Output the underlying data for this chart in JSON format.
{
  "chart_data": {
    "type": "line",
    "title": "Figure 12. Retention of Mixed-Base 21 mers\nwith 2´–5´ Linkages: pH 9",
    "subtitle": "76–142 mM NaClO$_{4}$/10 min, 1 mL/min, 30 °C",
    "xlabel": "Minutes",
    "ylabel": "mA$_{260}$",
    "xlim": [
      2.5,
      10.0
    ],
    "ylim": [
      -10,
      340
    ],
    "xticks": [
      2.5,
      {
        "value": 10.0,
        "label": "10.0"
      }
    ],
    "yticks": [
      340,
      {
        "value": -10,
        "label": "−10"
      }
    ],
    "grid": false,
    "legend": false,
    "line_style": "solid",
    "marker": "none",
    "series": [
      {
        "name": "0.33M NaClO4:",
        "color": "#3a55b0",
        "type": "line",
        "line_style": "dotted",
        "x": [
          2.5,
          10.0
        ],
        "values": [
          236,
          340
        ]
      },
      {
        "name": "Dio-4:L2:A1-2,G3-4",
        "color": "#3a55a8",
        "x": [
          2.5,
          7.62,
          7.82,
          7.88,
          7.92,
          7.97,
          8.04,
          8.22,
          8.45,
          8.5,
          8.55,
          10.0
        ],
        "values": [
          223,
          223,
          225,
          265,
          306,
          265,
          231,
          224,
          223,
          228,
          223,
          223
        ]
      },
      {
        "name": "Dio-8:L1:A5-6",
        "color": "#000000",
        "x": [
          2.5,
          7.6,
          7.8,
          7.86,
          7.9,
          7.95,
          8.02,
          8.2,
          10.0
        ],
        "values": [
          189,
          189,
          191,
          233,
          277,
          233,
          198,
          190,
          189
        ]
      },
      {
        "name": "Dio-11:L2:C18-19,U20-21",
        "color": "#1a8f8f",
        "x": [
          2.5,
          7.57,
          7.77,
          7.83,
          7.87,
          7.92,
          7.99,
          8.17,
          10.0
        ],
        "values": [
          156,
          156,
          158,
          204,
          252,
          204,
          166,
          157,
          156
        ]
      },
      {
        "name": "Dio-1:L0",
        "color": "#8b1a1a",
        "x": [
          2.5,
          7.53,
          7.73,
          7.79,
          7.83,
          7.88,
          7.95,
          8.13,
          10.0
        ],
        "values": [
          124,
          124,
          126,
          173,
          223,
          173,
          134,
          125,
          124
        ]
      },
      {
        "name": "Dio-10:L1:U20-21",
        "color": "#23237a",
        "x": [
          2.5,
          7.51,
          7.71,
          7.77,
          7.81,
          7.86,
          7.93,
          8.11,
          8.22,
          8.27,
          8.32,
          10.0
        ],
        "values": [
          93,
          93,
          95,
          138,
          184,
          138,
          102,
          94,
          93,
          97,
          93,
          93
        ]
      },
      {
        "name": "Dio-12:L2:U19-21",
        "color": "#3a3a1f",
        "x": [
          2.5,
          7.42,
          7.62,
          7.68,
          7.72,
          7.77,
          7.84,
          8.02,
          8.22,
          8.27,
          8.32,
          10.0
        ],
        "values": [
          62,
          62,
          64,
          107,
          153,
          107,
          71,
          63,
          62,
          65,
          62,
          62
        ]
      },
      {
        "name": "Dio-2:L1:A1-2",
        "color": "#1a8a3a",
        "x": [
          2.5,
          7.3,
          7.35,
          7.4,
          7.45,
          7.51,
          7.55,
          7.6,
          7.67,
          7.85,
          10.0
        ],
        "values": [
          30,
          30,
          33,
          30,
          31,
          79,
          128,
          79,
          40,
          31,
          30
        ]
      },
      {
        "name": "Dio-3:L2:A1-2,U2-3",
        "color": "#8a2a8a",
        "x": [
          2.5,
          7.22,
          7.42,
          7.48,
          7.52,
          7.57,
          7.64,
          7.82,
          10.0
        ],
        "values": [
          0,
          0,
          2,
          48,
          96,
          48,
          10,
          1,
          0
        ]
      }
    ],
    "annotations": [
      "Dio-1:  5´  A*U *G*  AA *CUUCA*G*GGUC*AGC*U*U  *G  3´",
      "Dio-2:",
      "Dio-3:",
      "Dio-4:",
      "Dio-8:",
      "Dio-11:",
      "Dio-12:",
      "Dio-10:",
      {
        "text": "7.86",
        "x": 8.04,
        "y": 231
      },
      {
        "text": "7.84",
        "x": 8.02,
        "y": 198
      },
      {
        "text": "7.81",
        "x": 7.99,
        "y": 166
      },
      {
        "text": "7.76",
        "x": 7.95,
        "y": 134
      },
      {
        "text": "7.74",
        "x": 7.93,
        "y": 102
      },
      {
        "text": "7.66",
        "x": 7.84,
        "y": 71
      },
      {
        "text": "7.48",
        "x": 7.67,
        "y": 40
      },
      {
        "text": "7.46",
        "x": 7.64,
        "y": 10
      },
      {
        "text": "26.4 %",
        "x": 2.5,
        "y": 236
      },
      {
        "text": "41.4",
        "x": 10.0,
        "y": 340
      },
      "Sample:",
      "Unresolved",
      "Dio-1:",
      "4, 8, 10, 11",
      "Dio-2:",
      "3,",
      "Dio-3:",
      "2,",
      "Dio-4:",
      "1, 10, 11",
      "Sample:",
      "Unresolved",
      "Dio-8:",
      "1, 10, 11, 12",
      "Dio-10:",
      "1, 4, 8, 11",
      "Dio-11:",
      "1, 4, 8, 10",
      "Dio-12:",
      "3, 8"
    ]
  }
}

################

** PROBLEM TO WORK ON **
Copy every record exactly, with nothing added or dropped.

** SOLUTION FOR THIS PROBLEM **
Output the underlying data for this chart in JSON format.
{
  "chart_data": {
    "type": "line",
    "title": "Figure 12. Retention of Mixed-Base 21 mers\nwith 2´–5´ Linkages: pH 9",
    "subtitle": "76–142 mM NaClO$_{4}$/10 min, 1 mL/min, 30 °C",
    "xlabel": "Minutes",
    "ylabel": "mA$_{260}$",
    "xlim": [
      2.5,
      10.0
    ],
    "ylim": [
      -10,
      340
    ],
    "xticks": [
      2.5,
      {
        "value": 10.0,
        "label": "10.0"
      }
    ],
    "yticks": [
      340,
      {
        "value": -10,
        "label": "−10"
      }
    ],
    "grid": false,
    "legend": false,
    "line_style": "solid",
    "marker": "none",
    "series": [
      {
        "name": "0.33M NaClO4:",
        "color": "#3a55b0",
        "type": "line",
        "line_style": "dotted",
        "x": [
          2.5,
          10.0
        ],
        "values": [
          236,
          340
        ]
      },
      {
        "name": "Dio-4:L2:A1-2,G3-4",
        "color": "#3a55a8",
        "x": [
          2.5,
          7.62,
          7.82,
          7.88,
          7.92,
          7.97,
          8.04,
          8.22,
          8.45,
          8.5,
          8.55,
          10.0
        ],
        "values": [
          223,
          223,
          225,
          265,
          306,
          265,
          231,
          224,
          223,
          228,
          223,
          223
        ]
      },
      {
        "name": "Dio-8:L1:A5-6",
        "color": "#000000",
        "x": [
          2.5,
          7.6,
          7.8,
          7.86,
          7.9,
          7.95,
          8.02,
          8.2,
          10.0
        ],
        "values": [
          189,
          189,
          191,
          233,
          277,
          233,
          198,
          190,
          189
        ]
      },
      {
        "name": "Dio-11:L2:C18-19,U20-21",
        "color": "#1a8f8f",
        "x": [
          2.5,
          7.57,
          7.77,
          7.83,
          7.87,
          7.92,
          7.99,
          8.17,
          10.0
        ],
        "values": [
          156,
          156,
          158,
          204,
          252,
          204,
          166,
          157,
          156
        ]
      },
      {
        "name": "Dio-1:L0",
        "color": "#8b1a1a",
        "x": [
          2.5,
          7.53,
          7.73,
          7.79,
          7.83,
          7.88,
          7.95,
          8.13,
          10.0
        ],
        "values": [
          124,
          124,
          126,
          173,
          223,
          173,
          134,
          125,
          124
        ]
      },
      {
        "name": "Dio-10:L1:U20-21",
        "color": "#23237a",
        "x": [
          2.5,
          7.51,
          7.71,
          7.77,
          7.81,
          7.86,
          7.93,
          8.11,
          8.22,
          8.27,
          8.32,
          10.0
        ],
        "values": [
          93,
          93,
          95,
          138,
          184,
          138,
          102,
          94,
          93,
          97,
          93,
          93
        ]
      },
      {
        "name": "Dio-12:L2:U19-21",
        "color": "#3a3a1f",
        "x": [
          2.5,
          7.42,
          7.62,
          7.68,
          7.72,
          7.77,
          7.84,
          8.02,
          8.22,
          8.27,
          8.32,
          10.0
        ],
        "values": [
          62,
          62,
          64,
          107,
          153,
          107,
          71,
          63,
          62,
          65,
          62,
          62
        ]
      },
      {
        "name": "Dio-2:L1:A1-2",
        "color": "#1a8a3a",
        "x": [
          2.5,
          7.3,
          7.35,
          7.4,
          7.45,
          7.51,
          7.55,
          7.6,
          7.67,
          7.85,
          10.0
        ],
        "values": [
          30,
          30,
          33,
          30,
          31,
          79,
          128,
          79,
          40,
          31,
          30
        ]
      },
      {
        "name": "Dio-3:L2:A1-2,U2-3",
        "color": "#8a2a8a",
        "x": [
          2.5,
          7.22,
          7.42,
          7.48,
          7.52,
          7.57,
          7.64,
          7.82,
          10.0
        ],
        "values": [
          0,
          0,
          2,
          48,
          96,
          48,
          10,
          1,
          0
        ]
      }
    ],
    "annotations": [
      "Dio-1:  5´  A*U *G*  AA *CUUCA*G*GGUC*AGC*U*U  *G  3´",
      "Dio-2:",
      "Dio-3:",
      "Dio-4:",
      "Dio-8:",
      "Dio-11:",
      "Dio-12:",
      "Dio-10:",
      {
        "text": "7.86",
        "x": 8.04,
        "y": 231
      },
      {
        "text": "7.84",
        "x": 8.02,
        "y": 198
      },
      {
        "text": "7.81",
        "x": 7.99,
        "y": 166
      },
      {
        "text": "7.76",
        "x": 7.95,
        "y": 134
      },
      {
        "text": "7.74",
        "x": 7.93,
        "y": 102
      },
      {
        "text": "7.66",
        "x": 7.84,
        "y": 71
      },
      {
        "text": "7.48",
        "x": 7.67,
        "y": 40
      },
      {
        "text": "7.46",
        "x": 7.64,
        "y": 10
      },
      {
        "text": "26.4 %",
        "x": 2.5,
        "y": 236
      },
      {
        "text": "41.4",
        "x": 10.0,
        "y": 340
      },
      "Sample:",
      "Unresolved",
      "Dio-1:",
      "4, 8, 10, 11",
      "Dio-2:",
      "3,",
      "Dio-3:",
      "2,",
      "Dio-4:",
      "1, 10, 11",
      "Sample:",
      "Unresolved",
      "Dio-8:",
      "1, 10, 11, 12",
      "Dio-10:",
      "1, 4, 8, 11",
      "Dio-11:",
      "1, 4, 8, 10",
      "Dio-12:",
      "3, 8"
    ]
  }
}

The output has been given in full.